Description of the task: Search the material for the word "flooring" and copy each line that holds it.

[Items from a data source]
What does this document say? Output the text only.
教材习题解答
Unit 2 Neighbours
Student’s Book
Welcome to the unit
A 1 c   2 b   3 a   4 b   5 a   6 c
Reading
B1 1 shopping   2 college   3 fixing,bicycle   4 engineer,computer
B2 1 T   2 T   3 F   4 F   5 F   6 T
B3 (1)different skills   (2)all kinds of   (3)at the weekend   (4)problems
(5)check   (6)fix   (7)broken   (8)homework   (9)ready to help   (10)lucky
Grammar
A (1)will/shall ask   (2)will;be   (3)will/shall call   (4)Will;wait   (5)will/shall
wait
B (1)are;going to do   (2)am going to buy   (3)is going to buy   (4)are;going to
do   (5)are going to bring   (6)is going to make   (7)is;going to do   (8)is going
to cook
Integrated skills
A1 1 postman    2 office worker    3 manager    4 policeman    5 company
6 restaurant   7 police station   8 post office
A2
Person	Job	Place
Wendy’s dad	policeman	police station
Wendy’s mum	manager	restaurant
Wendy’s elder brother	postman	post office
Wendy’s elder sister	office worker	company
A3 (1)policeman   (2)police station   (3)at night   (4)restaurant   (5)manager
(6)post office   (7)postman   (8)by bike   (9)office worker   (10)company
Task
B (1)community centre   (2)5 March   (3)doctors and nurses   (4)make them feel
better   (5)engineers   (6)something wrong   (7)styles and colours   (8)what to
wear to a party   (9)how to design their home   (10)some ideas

* * *

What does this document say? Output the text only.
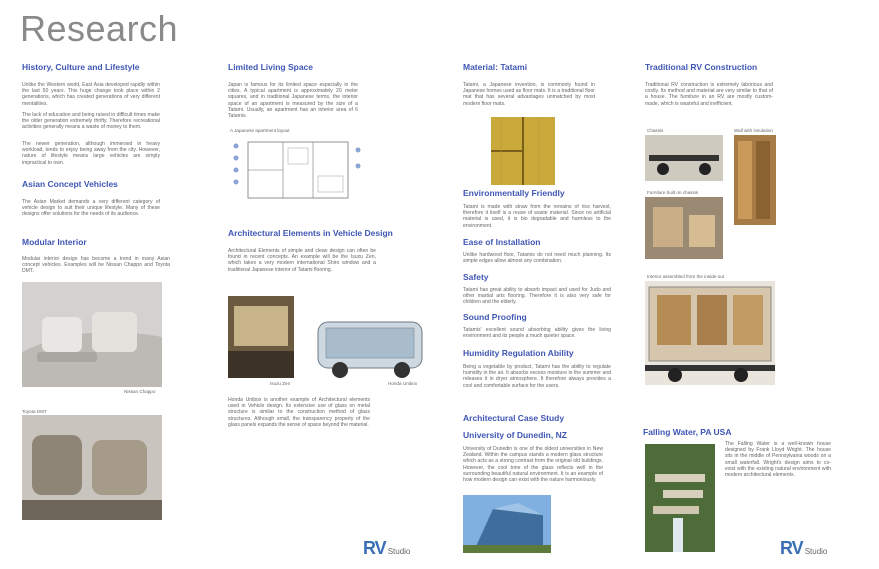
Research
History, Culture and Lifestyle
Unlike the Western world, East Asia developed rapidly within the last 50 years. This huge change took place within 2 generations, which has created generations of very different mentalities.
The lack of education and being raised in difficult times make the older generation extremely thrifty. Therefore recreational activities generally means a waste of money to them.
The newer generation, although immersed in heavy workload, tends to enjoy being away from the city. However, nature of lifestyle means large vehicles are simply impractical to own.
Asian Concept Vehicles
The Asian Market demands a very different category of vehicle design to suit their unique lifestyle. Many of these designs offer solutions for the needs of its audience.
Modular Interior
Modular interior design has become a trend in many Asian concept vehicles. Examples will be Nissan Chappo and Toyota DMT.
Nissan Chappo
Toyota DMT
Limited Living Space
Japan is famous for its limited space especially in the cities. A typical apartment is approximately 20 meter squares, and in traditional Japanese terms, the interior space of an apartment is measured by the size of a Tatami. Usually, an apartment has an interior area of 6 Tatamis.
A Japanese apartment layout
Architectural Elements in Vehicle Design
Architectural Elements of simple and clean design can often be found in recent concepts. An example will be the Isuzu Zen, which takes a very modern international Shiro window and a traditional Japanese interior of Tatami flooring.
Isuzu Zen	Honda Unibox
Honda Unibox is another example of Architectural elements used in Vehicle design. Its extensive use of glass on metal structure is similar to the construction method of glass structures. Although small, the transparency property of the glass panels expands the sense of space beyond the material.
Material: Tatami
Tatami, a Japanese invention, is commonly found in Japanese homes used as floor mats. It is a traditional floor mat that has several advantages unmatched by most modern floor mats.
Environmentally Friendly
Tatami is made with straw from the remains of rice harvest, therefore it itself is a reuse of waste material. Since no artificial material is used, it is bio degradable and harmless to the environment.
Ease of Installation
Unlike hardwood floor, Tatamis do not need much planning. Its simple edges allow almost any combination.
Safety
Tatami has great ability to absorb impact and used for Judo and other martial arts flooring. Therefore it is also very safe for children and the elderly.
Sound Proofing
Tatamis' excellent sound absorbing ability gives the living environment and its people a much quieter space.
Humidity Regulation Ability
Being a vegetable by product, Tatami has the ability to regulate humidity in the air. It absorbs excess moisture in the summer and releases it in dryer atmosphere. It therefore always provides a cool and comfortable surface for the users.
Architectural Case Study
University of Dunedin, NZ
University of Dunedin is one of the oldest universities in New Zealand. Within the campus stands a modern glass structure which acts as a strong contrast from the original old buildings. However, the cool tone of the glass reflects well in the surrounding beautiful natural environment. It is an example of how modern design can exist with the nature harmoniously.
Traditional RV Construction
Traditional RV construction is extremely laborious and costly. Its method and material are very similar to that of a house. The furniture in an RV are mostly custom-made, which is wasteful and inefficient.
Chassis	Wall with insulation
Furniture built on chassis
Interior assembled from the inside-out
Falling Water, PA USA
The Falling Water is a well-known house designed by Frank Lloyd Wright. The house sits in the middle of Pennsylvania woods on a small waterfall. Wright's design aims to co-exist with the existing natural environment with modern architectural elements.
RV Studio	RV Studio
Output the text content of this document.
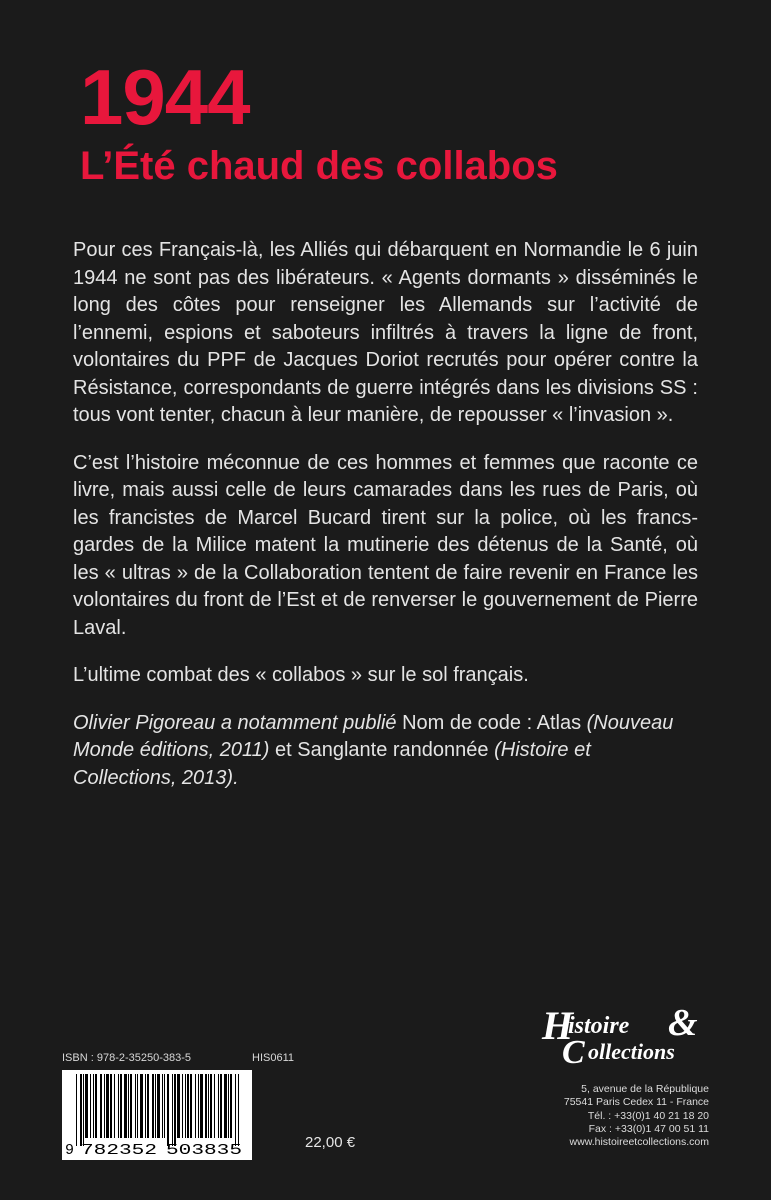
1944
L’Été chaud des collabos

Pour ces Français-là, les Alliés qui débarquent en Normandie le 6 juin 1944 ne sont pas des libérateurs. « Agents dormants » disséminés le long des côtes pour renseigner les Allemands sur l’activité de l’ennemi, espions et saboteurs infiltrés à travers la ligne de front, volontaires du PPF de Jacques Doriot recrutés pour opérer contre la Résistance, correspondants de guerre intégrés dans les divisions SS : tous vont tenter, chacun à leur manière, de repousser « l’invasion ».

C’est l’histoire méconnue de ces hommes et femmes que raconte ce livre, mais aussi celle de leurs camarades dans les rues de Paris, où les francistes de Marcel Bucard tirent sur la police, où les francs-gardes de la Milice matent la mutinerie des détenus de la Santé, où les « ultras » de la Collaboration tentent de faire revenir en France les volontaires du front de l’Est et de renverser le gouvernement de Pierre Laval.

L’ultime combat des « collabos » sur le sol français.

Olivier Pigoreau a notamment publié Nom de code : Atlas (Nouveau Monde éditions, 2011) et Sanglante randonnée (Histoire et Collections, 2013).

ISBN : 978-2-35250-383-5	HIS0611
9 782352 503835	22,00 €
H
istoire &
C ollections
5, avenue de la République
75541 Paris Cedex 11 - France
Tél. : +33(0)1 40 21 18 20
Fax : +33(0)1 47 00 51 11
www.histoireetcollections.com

Output of the exercise:
Architectural Elements of simple and clean design can often be found in recent concepts. An example will be the Isuzu Zen, which takes a very modern international Shiro window and a traditional Japanese interior of Tatami flooring.
Tatami has great ability to absorb impact and used for Judo and other martial arts flooring. Therefore it is also very safe for children and the elderly.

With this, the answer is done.